## Extracted data
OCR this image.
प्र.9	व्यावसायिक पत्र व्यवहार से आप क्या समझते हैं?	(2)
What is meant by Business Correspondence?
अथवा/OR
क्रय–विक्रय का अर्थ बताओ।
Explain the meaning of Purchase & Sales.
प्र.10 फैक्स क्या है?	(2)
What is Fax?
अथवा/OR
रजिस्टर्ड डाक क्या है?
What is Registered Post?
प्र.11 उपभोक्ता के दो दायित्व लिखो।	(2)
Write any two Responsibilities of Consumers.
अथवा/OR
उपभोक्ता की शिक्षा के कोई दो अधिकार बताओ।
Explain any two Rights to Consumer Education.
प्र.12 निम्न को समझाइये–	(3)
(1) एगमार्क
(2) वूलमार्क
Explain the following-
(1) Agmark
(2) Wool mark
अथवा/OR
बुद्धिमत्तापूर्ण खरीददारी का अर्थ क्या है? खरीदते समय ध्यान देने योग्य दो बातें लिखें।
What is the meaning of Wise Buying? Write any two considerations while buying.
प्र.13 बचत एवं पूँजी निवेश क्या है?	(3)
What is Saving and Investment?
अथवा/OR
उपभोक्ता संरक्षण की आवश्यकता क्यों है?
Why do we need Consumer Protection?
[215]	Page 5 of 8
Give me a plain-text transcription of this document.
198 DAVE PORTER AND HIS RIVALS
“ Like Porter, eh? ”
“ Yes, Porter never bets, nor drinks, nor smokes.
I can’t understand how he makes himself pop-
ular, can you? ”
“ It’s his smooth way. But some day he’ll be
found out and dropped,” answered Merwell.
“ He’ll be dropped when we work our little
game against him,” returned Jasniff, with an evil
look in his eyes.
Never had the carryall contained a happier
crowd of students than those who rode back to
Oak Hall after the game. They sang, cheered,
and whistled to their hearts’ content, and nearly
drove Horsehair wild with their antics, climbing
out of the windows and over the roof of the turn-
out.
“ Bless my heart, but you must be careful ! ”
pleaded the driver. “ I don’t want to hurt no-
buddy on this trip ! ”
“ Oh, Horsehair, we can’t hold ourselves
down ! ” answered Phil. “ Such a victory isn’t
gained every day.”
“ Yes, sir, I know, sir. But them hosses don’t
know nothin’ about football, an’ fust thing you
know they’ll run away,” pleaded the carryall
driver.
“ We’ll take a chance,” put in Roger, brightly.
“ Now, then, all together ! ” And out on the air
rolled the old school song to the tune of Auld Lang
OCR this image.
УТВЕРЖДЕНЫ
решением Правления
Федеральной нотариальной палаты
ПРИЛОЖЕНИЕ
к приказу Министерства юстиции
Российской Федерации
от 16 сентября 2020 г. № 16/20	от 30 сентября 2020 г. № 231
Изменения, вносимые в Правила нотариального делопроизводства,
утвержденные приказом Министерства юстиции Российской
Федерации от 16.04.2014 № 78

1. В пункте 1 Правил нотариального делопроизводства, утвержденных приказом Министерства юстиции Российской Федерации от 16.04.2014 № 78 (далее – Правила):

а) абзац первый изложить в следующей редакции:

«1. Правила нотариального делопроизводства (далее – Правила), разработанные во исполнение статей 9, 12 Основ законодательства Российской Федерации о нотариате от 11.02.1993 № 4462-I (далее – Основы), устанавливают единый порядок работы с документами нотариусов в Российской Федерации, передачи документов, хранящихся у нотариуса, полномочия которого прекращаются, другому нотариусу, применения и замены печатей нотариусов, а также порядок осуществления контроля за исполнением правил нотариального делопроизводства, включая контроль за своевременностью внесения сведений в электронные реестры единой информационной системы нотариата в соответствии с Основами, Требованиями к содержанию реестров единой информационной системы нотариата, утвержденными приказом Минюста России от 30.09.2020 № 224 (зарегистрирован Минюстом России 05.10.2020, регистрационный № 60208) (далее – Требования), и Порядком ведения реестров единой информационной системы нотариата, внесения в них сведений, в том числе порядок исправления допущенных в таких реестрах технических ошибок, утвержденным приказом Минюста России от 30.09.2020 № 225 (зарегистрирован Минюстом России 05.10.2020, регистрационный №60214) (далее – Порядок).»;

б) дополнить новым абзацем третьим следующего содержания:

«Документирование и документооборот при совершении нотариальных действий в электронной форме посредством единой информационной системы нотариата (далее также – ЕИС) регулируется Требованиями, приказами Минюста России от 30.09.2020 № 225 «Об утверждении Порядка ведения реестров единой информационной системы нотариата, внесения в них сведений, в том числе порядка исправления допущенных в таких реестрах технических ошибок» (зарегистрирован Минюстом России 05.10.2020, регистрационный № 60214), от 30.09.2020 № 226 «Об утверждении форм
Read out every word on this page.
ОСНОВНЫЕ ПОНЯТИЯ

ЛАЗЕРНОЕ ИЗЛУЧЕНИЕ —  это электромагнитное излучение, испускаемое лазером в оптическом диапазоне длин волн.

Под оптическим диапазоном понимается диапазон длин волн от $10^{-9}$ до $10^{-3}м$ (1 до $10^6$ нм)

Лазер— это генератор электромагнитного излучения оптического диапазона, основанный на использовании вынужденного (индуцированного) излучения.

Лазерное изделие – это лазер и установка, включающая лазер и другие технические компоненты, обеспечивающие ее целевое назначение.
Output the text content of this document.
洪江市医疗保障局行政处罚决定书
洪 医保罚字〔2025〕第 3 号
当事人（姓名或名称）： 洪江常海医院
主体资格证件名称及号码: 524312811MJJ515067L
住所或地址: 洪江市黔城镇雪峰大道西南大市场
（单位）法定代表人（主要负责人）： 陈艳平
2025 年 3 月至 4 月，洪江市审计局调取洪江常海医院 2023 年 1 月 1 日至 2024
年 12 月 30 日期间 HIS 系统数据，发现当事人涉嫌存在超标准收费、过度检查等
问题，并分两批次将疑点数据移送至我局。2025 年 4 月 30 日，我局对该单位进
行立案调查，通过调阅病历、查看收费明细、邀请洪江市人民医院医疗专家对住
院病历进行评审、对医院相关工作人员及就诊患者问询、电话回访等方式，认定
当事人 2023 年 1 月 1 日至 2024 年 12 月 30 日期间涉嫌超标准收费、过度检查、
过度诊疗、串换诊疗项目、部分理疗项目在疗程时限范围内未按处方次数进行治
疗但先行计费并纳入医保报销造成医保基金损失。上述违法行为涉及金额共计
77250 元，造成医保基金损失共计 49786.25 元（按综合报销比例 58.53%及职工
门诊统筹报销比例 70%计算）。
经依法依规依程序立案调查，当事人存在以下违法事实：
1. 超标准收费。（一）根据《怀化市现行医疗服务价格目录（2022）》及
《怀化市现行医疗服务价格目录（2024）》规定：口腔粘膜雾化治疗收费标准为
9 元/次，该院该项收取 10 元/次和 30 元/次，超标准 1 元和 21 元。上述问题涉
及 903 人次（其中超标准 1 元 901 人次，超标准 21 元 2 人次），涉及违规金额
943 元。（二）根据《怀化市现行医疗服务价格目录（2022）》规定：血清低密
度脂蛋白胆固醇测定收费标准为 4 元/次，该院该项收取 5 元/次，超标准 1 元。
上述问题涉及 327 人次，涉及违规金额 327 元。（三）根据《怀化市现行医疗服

## Task
Gather all lines of the records that include the word "Министерства".

## Result
к приказу Министерства юстиции
утвержденные приказом Министерства юстиции Российской
1. В пункте 1 Правил нотариального делопроизводства, утвержденных приказом Министерства юстиции Российской Федерации от 16.04.2014 № 78 (далее – Правила):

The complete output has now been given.